__Data entries__.
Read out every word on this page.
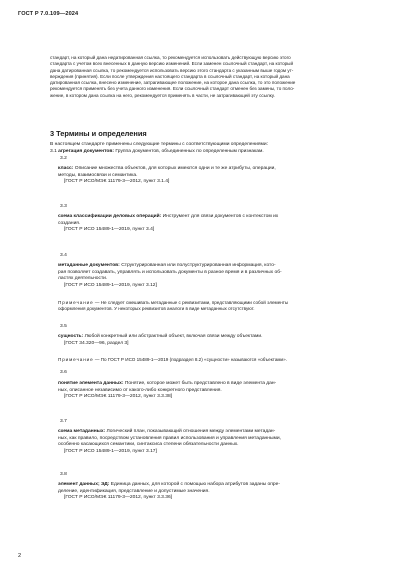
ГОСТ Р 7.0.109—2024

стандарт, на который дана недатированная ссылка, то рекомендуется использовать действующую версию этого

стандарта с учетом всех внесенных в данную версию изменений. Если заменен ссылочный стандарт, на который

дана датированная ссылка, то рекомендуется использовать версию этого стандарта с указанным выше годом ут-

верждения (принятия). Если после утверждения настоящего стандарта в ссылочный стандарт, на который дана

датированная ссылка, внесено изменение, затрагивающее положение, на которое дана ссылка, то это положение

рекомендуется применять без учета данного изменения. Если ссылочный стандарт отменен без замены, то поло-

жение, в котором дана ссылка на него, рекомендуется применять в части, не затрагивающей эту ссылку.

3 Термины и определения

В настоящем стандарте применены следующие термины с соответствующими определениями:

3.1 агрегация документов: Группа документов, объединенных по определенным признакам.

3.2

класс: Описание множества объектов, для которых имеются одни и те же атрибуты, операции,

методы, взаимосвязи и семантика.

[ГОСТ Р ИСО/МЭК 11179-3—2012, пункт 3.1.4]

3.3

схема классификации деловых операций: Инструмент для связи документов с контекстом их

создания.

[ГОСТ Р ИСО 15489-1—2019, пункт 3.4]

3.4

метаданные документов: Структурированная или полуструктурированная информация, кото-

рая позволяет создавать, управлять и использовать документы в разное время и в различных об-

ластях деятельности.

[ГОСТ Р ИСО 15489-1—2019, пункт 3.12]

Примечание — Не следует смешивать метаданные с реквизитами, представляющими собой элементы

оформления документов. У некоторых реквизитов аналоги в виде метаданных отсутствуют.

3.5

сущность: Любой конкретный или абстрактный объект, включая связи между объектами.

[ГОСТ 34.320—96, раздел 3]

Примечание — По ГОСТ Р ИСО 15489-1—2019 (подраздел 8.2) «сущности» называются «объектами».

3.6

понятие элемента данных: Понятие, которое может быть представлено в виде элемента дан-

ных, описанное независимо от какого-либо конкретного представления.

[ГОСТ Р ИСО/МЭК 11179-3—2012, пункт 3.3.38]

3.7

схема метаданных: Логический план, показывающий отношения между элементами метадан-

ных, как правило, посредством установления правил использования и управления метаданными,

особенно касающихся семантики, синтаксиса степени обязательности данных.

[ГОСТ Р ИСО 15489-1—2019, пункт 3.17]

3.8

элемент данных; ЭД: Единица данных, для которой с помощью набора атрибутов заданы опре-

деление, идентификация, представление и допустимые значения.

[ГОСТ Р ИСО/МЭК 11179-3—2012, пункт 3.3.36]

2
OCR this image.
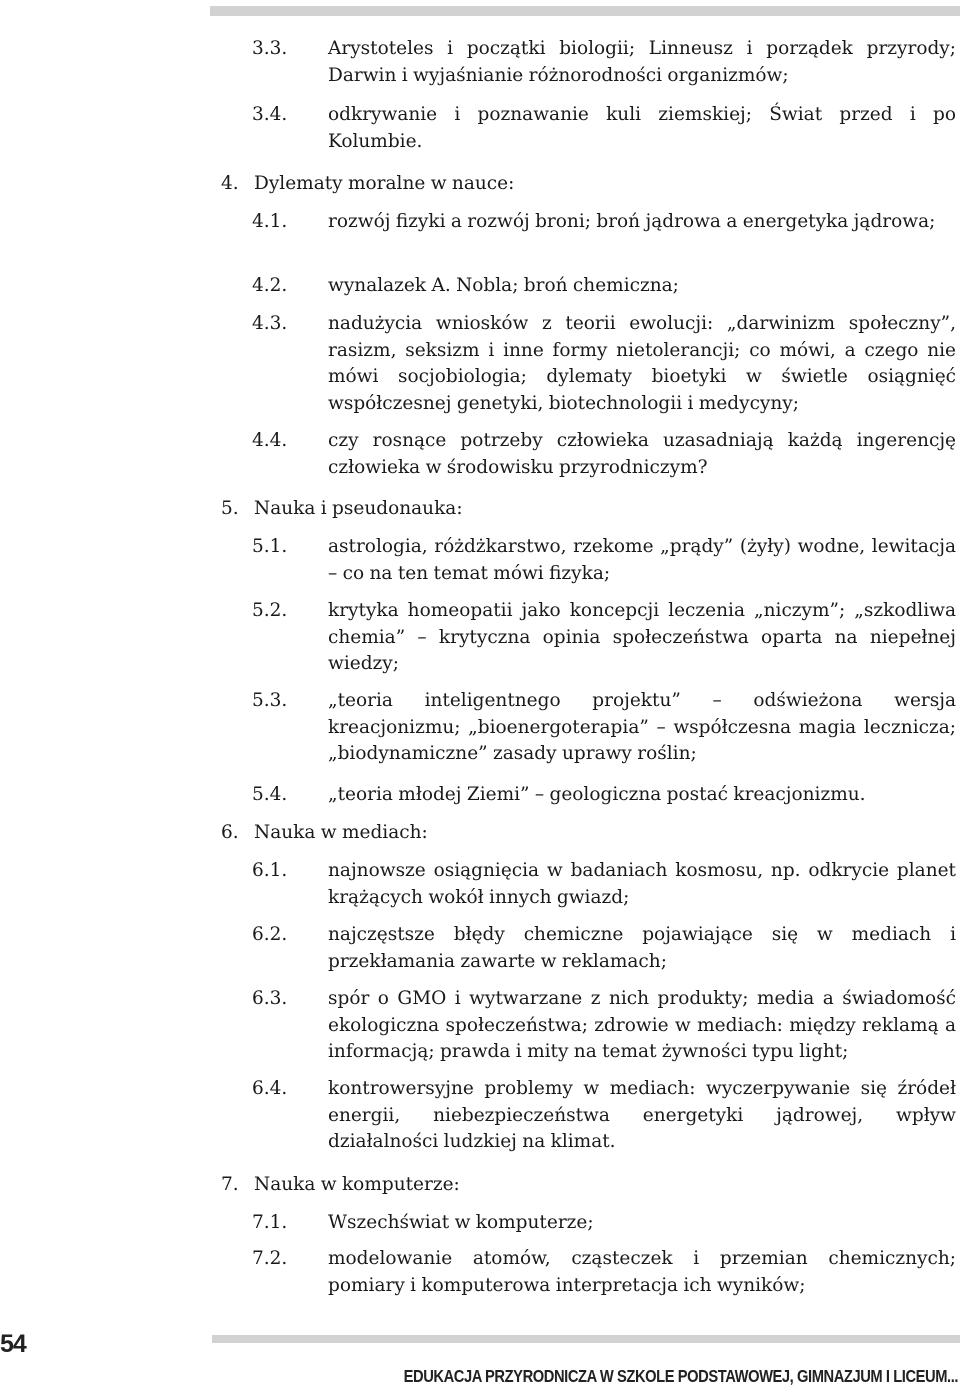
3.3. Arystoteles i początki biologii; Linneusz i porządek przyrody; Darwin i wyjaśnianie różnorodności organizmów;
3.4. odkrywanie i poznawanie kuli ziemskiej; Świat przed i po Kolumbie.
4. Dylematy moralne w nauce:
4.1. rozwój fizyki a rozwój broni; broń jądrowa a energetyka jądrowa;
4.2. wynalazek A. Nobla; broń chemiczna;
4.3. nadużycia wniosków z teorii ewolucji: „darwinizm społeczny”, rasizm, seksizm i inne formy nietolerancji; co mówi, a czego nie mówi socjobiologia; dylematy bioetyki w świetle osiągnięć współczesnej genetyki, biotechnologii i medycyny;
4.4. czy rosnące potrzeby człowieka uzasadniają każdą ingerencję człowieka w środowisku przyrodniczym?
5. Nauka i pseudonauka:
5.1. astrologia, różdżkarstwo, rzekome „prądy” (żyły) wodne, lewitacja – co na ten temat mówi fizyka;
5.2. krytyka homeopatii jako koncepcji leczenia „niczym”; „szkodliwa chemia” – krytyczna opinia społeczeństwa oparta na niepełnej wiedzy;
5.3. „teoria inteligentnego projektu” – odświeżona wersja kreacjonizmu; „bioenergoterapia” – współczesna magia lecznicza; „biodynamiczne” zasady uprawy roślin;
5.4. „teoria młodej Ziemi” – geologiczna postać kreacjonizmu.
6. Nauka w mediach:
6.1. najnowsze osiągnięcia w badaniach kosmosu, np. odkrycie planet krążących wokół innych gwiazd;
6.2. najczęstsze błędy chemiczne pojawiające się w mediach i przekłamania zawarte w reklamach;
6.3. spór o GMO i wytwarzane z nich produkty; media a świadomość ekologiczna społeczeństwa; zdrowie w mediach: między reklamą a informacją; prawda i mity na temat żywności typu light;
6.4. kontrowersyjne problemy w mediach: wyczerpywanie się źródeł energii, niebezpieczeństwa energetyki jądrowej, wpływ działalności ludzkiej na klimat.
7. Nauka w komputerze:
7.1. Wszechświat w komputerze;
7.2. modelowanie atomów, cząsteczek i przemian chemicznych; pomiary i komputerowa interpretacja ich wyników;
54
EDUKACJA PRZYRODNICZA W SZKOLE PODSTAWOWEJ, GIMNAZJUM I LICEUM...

__Task requirements__.
Across the entries, how many lines hold the word "ГОСТ"? Say only the number.

__Written reply__.
9